■ Data excerpts ■
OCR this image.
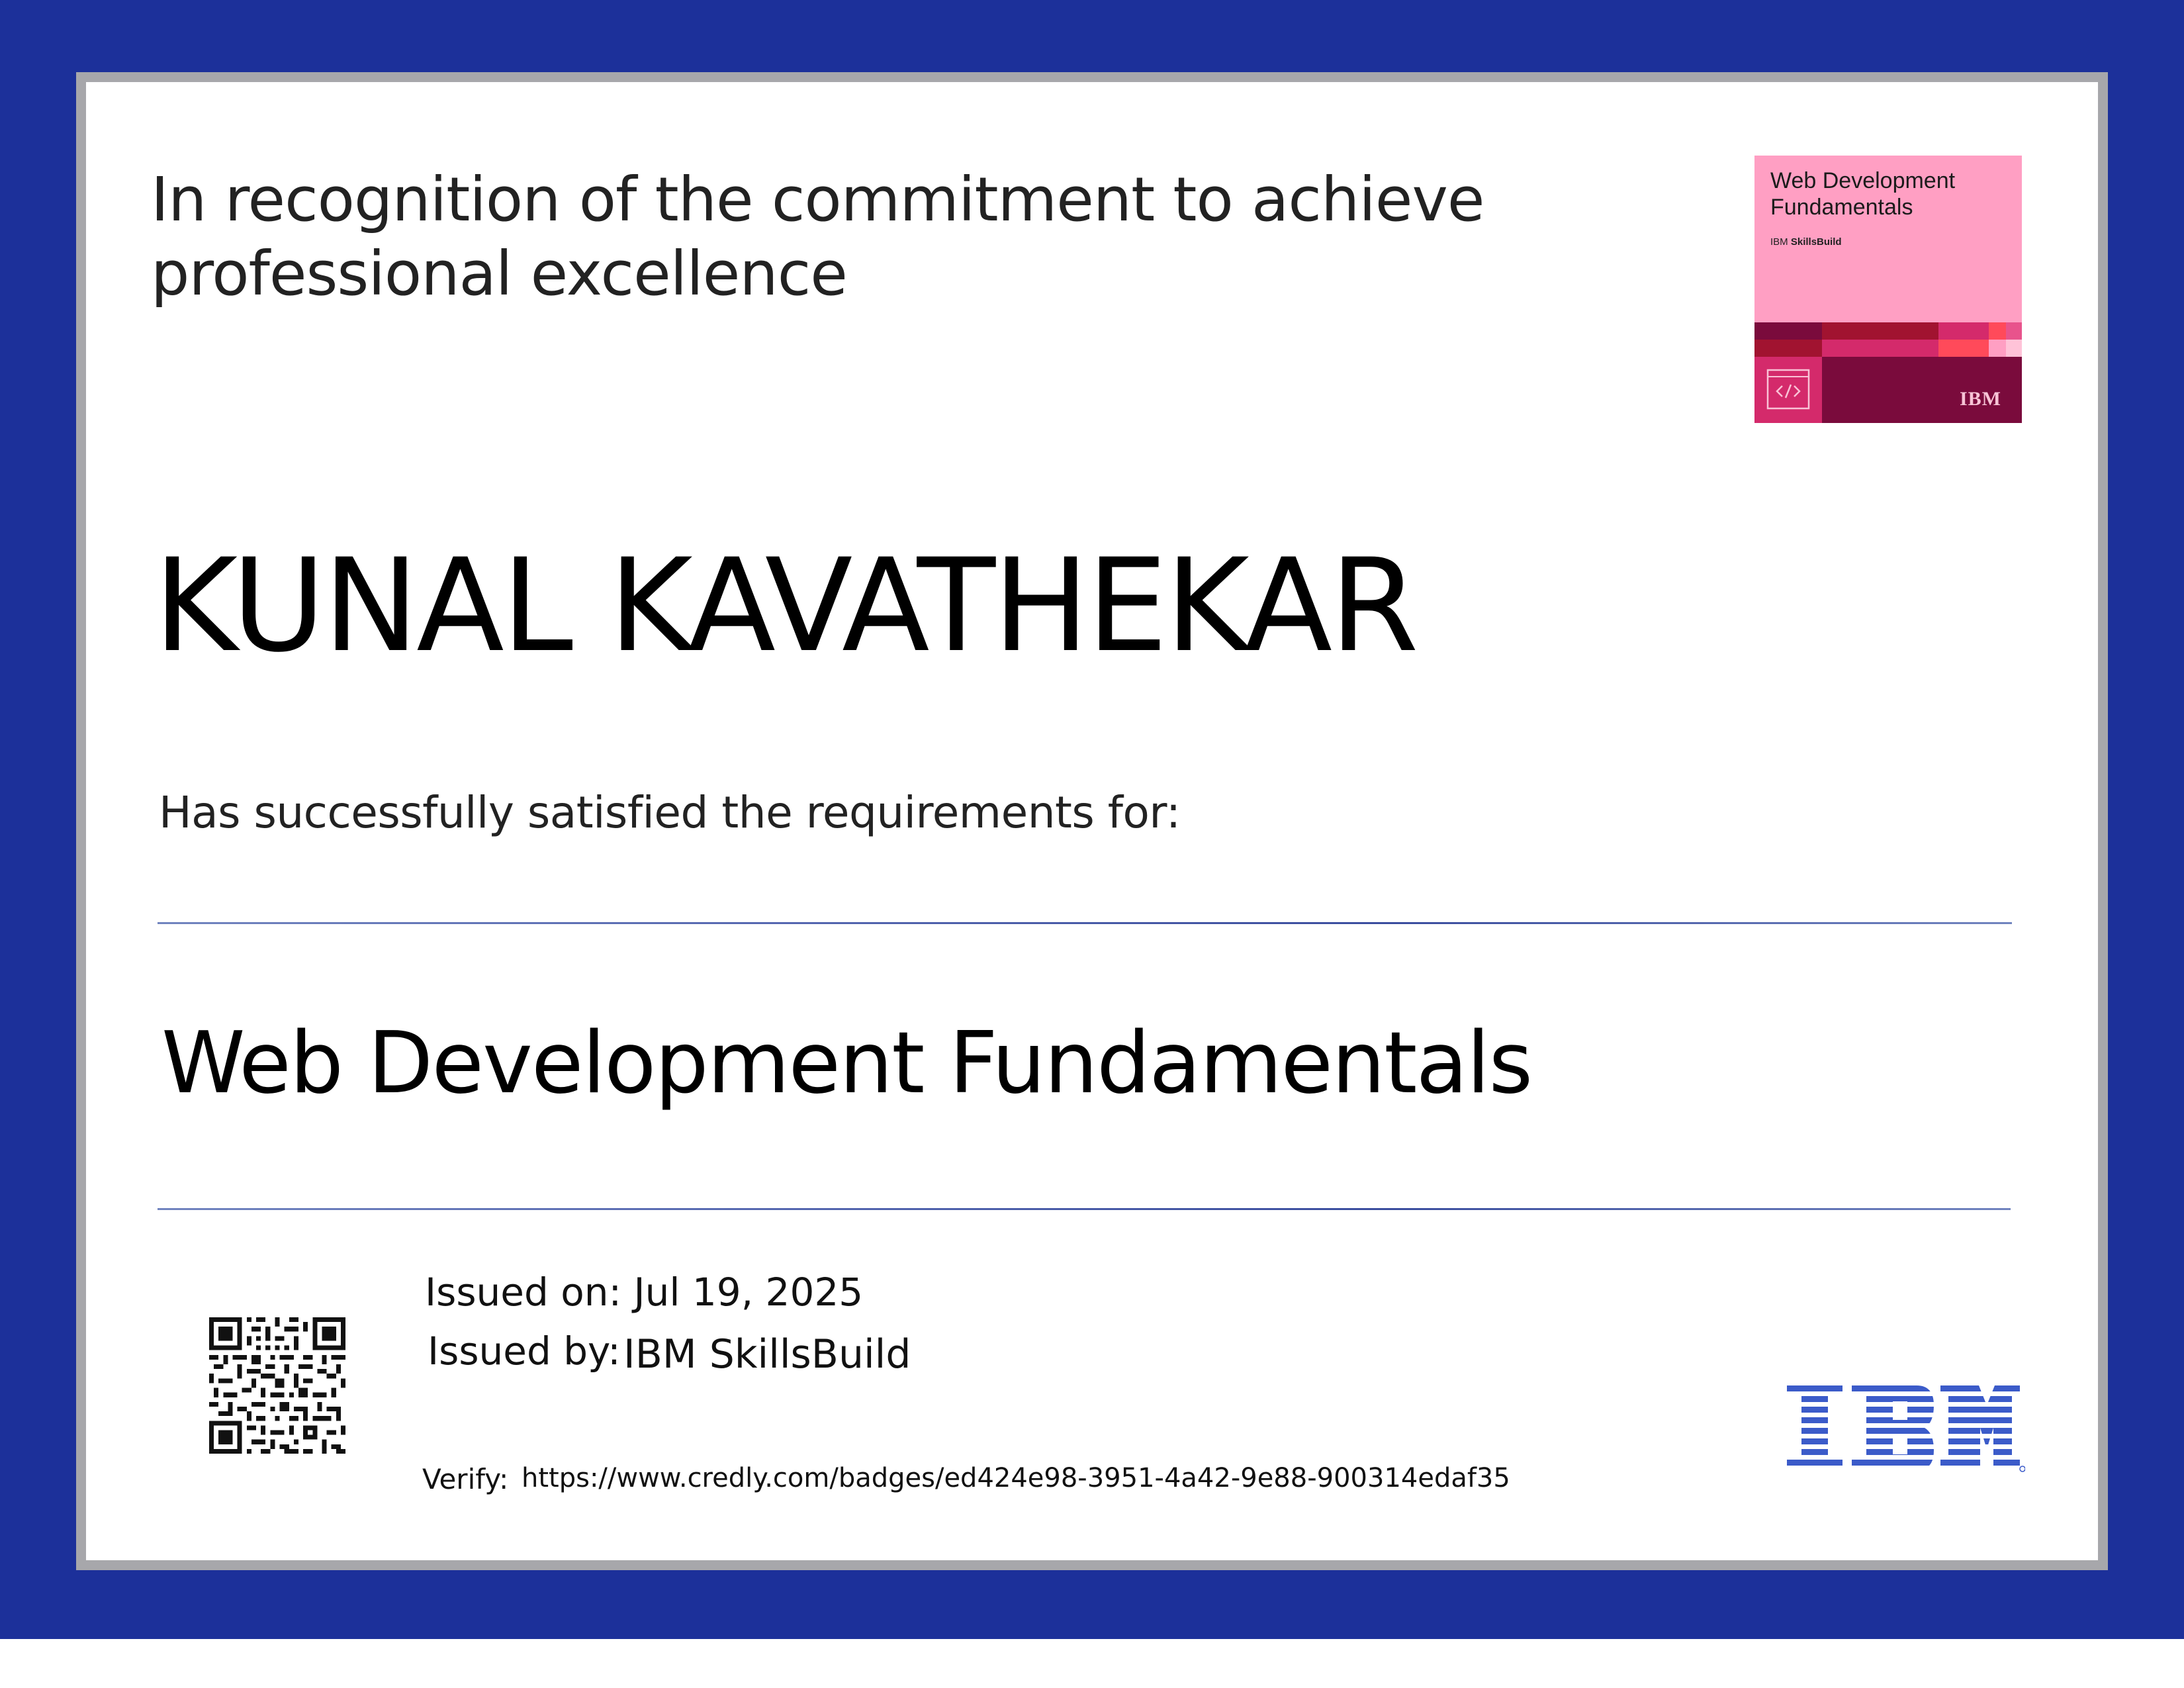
In recognition of the commitment to achieve
professional excellence
Web Development
Fundamentals
IBM SkillsBuild
IBM
KUNAL KAVATHEKAR
Has successfully satisfied the requirements for:
Web Development Fundamentals
Issued on: Jul 19, 2025
Issued by: IBM SkillsBuild
Verify: https://www.credly.com/badges/ed424e98-3951-4a42-9e88-900314edaf35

■ Your instructions ■
Return the listing above in full and without alteration, excluding its pictures.

■ Completed task ■
OCR this image.
In recognition of the commitment to achieve
professional excellence
Web Development
Fundamentals
IBM SkillsBuild
IBM
KUNAL KAVATHEKAR
Has successfully satisfied the requirements for:
Web Development Fundamentals
Issued on: Jul 19, 2025
Issued by: IBM SkillsBuild
Verify: https://www.credly.com/badges/ed424e98-3951-4a42-9e88-900314edaf35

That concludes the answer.